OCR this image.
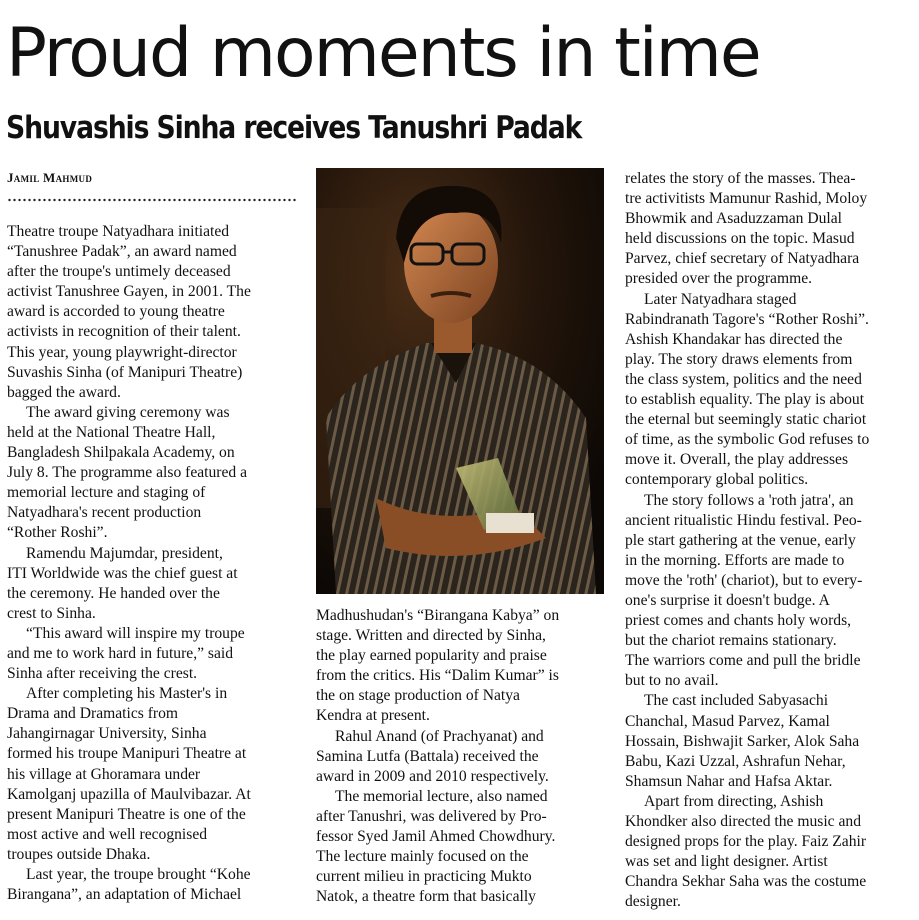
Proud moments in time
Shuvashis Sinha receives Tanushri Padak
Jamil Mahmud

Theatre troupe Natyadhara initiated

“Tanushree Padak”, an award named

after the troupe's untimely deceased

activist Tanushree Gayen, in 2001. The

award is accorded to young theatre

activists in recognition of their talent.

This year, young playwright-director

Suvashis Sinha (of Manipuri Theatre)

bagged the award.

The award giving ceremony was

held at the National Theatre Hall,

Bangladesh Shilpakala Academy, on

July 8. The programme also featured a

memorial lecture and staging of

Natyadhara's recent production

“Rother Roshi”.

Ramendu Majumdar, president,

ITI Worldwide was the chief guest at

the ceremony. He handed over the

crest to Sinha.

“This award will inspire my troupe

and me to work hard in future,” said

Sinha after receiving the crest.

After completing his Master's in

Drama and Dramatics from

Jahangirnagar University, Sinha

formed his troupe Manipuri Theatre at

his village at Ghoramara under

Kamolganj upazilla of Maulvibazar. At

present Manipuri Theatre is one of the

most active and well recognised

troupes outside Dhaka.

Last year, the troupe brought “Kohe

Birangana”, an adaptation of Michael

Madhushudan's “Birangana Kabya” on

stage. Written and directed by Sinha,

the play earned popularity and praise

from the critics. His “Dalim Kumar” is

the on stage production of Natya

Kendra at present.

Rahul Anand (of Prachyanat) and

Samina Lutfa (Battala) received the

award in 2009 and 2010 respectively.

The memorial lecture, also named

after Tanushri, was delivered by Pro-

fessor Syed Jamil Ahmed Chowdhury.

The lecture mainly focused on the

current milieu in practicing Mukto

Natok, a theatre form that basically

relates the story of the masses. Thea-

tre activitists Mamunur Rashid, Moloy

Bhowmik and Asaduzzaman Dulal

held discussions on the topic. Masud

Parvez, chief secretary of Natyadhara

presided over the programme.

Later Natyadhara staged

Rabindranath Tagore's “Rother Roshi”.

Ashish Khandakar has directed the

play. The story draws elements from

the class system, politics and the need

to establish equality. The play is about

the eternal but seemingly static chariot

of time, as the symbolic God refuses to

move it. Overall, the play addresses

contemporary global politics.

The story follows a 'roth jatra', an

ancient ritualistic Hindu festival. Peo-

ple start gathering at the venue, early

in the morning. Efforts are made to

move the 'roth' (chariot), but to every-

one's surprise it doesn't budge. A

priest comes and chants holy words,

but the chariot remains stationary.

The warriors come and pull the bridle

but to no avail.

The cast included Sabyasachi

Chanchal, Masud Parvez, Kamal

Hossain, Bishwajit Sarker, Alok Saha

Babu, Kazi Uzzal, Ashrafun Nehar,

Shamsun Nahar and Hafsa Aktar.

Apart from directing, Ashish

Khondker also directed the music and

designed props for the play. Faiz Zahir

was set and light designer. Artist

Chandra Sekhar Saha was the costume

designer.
********************
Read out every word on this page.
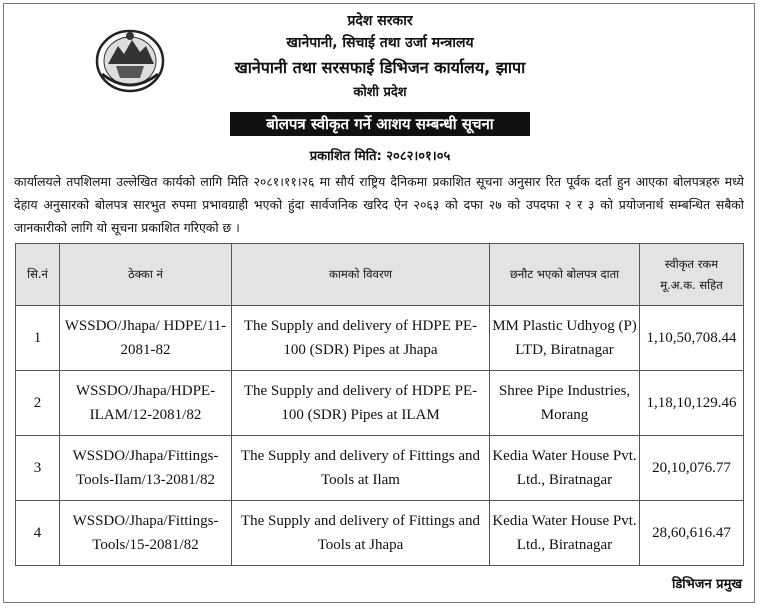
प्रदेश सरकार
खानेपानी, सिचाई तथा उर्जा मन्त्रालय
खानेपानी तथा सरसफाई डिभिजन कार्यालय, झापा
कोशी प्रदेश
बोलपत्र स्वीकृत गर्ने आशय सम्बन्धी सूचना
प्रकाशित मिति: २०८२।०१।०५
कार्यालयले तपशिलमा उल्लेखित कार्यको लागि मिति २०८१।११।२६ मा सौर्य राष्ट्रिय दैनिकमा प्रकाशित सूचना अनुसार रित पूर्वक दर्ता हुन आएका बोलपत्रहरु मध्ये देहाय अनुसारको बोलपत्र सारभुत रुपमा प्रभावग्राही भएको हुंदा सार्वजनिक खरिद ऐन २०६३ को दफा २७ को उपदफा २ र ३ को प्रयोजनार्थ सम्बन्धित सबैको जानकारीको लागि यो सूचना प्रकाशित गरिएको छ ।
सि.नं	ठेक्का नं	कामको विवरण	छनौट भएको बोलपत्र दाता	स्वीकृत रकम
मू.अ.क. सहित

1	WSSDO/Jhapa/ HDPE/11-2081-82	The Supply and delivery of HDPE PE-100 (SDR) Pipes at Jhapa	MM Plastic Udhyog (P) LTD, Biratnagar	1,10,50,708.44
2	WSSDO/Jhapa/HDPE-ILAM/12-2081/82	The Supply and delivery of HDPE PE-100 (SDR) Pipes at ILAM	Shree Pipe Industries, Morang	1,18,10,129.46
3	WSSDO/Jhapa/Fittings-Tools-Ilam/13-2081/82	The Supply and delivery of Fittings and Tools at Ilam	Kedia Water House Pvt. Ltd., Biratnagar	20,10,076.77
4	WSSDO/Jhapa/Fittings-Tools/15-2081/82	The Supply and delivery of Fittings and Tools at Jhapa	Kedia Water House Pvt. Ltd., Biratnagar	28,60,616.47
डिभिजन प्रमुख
********************
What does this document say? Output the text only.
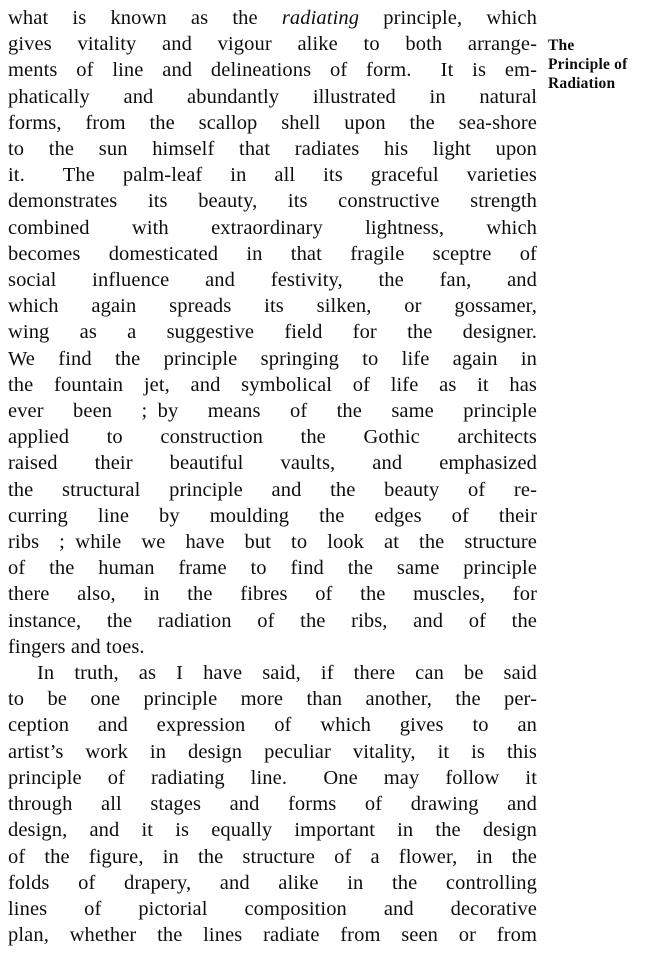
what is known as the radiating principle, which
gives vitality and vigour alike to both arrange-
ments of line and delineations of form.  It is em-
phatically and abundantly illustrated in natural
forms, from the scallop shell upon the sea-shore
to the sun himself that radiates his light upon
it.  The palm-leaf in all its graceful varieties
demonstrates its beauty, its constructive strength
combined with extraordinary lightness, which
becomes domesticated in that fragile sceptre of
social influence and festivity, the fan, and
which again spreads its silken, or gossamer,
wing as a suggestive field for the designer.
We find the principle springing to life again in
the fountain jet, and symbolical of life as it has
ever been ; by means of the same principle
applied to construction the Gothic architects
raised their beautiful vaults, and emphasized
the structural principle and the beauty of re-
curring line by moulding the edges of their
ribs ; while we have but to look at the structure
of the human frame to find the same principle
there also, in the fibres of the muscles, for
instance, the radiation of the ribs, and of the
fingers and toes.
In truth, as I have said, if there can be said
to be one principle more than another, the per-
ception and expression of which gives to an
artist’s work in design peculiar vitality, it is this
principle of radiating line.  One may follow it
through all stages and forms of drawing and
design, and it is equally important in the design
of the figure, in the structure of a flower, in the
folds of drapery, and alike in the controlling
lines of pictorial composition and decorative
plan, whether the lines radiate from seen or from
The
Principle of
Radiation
********************
§ **GOAL OF THE EXERCISE**:
Exactly how many lines contain "Roshi"? State the number and nothing else.

§ **RESULT OF THIS TASK**:
2